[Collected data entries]

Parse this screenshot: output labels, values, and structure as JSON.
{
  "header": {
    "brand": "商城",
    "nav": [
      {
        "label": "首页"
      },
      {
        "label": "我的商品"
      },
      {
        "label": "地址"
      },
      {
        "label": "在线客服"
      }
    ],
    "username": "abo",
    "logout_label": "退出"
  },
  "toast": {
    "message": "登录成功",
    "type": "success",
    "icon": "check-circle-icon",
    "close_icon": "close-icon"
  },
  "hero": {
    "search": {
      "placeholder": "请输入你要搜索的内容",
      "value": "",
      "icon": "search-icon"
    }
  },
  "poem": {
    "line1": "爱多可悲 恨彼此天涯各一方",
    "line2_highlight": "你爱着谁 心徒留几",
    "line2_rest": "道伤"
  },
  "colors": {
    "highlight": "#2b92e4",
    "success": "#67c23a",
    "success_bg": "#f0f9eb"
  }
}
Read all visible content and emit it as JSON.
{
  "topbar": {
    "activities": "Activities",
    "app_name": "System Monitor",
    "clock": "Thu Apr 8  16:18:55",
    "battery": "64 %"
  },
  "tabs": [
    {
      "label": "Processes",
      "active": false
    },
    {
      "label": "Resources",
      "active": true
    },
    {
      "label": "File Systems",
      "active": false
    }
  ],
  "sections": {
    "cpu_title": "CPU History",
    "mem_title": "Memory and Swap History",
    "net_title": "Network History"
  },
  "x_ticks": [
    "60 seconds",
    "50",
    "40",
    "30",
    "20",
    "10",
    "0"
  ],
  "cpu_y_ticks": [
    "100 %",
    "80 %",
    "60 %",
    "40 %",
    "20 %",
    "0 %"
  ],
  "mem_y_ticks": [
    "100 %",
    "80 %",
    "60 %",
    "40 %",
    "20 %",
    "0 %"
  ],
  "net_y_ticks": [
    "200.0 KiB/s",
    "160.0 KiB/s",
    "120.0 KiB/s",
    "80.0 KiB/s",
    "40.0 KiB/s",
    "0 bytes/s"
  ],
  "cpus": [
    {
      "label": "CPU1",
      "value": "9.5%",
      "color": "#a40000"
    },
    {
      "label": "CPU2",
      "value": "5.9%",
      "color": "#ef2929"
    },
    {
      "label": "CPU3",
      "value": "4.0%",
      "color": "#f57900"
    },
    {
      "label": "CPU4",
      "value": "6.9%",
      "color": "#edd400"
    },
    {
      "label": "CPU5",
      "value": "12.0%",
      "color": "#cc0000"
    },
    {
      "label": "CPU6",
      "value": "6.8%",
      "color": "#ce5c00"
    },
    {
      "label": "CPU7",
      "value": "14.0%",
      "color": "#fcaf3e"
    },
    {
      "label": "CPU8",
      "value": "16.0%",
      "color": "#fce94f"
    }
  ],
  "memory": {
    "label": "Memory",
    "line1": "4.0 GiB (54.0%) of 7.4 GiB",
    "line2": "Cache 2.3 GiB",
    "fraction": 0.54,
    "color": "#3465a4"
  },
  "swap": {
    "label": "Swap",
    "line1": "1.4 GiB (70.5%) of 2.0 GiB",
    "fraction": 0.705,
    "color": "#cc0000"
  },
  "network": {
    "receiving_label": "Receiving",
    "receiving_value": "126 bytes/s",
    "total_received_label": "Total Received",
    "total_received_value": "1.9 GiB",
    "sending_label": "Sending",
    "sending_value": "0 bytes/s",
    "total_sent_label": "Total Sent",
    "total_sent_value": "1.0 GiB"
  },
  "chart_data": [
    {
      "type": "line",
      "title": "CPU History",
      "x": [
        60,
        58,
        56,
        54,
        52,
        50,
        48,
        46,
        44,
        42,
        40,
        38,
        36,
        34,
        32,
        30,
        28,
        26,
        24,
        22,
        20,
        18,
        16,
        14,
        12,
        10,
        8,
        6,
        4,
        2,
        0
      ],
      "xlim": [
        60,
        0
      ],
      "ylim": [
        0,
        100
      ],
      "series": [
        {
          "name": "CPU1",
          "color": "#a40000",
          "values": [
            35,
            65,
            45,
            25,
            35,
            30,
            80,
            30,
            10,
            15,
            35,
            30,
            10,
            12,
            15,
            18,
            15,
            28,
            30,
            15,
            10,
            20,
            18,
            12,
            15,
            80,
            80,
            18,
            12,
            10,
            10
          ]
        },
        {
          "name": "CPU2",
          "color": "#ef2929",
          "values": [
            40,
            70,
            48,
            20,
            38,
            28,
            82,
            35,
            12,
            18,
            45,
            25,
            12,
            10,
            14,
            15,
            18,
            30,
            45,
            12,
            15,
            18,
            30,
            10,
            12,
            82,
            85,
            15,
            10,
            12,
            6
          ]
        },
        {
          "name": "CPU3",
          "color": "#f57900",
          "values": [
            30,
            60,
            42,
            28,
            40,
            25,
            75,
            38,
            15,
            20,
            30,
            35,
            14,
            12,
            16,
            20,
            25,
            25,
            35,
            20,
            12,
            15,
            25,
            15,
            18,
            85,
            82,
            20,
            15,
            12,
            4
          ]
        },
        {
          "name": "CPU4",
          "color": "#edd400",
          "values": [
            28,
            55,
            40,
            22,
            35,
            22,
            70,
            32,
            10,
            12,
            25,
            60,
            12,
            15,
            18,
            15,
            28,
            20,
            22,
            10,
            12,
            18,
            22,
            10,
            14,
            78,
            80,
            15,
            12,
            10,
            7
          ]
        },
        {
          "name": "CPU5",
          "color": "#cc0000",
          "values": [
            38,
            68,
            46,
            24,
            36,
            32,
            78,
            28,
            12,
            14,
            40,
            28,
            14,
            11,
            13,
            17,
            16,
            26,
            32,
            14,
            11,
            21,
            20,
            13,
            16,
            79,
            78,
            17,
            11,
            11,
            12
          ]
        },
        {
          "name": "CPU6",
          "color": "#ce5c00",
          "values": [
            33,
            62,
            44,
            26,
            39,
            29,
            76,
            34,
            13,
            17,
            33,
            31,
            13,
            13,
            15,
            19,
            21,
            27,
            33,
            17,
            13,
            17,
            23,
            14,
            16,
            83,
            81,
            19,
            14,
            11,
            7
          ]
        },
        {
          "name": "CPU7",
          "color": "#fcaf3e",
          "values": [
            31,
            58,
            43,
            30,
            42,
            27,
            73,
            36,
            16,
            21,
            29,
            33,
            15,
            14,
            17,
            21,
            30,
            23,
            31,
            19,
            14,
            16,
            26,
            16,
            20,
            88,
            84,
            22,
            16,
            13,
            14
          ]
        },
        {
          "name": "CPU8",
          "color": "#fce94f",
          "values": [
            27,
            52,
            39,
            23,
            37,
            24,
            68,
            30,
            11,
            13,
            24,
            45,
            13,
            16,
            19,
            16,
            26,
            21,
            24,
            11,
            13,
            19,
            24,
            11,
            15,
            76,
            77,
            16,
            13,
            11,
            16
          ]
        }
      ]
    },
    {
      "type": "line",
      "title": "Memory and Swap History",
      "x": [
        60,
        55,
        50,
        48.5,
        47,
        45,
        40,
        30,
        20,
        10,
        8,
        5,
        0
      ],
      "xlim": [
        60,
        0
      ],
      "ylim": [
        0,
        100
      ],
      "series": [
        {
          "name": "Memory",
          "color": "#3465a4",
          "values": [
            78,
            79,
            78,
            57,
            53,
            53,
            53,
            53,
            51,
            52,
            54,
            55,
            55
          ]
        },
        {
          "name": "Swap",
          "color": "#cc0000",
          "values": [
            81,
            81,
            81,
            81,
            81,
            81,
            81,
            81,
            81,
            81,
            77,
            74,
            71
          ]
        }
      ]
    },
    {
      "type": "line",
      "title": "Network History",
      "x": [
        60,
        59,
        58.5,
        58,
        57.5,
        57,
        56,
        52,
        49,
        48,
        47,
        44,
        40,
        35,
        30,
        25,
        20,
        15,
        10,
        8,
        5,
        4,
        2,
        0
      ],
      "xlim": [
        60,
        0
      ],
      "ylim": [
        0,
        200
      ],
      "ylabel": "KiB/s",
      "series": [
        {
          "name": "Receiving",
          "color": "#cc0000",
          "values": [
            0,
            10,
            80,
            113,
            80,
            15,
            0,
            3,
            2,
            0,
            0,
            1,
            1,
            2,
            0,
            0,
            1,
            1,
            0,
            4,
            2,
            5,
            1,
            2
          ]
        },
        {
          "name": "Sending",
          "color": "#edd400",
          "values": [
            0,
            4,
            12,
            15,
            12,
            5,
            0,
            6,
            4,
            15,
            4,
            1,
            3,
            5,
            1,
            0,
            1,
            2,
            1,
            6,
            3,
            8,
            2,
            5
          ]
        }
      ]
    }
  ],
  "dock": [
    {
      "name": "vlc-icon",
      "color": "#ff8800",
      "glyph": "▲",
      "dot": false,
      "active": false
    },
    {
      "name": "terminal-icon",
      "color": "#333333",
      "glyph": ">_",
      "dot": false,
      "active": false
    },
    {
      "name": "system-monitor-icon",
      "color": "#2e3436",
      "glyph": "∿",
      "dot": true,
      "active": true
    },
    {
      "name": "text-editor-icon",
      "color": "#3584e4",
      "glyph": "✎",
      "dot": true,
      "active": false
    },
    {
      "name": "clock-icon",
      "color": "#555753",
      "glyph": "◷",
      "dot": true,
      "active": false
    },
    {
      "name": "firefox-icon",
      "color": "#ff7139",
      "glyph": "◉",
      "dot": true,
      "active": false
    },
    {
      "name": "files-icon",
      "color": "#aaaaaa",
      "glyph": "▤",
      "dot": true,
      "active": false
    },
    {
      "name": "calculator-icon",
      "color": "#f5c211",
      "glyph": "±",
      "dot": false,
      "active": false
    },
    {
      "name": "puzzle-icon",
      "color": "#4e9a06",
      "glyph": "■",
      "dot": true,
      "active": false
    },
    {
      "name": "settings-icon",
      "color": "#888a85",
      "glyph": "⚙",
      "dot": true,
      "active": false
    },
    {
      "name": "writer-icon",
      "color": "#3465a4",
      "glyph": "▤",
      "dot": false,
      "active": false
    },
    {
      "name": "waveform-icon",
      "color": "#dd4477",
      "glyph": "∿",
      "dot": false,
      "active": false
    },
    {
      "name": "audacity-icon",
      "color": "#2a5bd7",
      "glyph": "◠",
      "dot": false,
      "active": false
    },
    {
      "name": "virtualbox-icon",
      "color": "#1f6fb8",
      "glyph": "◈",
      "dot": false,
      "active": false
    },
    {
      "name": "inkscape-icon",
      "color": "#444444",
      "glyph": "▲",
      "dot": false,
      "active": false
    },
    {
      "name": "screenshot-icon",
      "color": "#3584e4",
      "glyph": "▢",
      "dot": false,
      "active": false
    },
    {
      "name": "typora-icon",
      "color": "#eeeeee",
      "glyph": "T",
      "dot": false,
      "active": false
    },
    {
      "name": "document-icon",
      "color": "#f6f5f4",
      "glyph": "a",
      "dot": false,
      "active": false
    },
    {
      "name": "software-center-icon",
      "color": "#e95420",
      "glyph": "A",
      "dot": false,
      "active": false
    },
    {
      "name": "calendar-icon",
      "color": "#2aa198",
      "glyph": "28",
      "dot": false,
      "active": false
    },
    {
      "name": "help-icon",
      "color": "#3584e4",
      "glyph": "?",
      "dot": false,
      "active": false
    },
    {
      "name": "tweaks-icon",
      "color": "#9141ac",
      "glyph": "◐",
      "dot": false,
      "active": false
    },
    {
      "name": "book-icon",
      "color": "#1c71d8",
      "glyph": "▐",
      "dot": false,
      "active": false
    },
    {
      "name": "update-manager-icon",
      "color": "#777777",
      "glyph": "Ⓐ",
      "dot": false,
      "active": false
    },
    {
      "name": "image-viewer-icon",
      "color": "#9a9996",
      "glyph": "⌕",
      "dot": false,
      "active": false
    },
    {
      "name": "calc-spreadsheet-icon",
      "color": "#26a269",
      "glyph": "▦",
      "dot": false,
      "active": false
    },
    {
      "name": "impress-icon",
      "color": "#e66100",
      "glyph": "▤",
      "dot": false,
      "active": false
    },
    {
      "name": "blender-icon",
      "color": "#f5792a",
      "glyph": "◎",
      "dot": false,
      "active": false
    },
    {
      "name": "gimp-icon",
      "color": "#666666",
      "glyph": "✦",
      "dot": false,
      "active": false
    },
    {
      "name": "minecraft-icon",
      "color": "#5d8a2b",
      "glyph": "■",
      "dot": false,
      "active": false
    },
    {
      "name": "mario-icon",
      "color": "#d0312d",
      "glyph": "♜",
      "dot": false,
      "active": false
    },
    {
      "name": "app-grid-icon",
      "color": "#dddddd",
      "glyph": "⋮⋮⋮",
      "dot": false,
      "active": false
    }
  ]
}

#### Aim of the exercise:
Identify all lines where the word "History" shows up. Copy them.

#### Task result:
    "cpu_title": "CPU History",
    "mem_title": "Memory and Swap History",
    "net_title": "Network History"
      "title": "CPU History",
      "title": "Memory and Swap History",
      "title": "Network History",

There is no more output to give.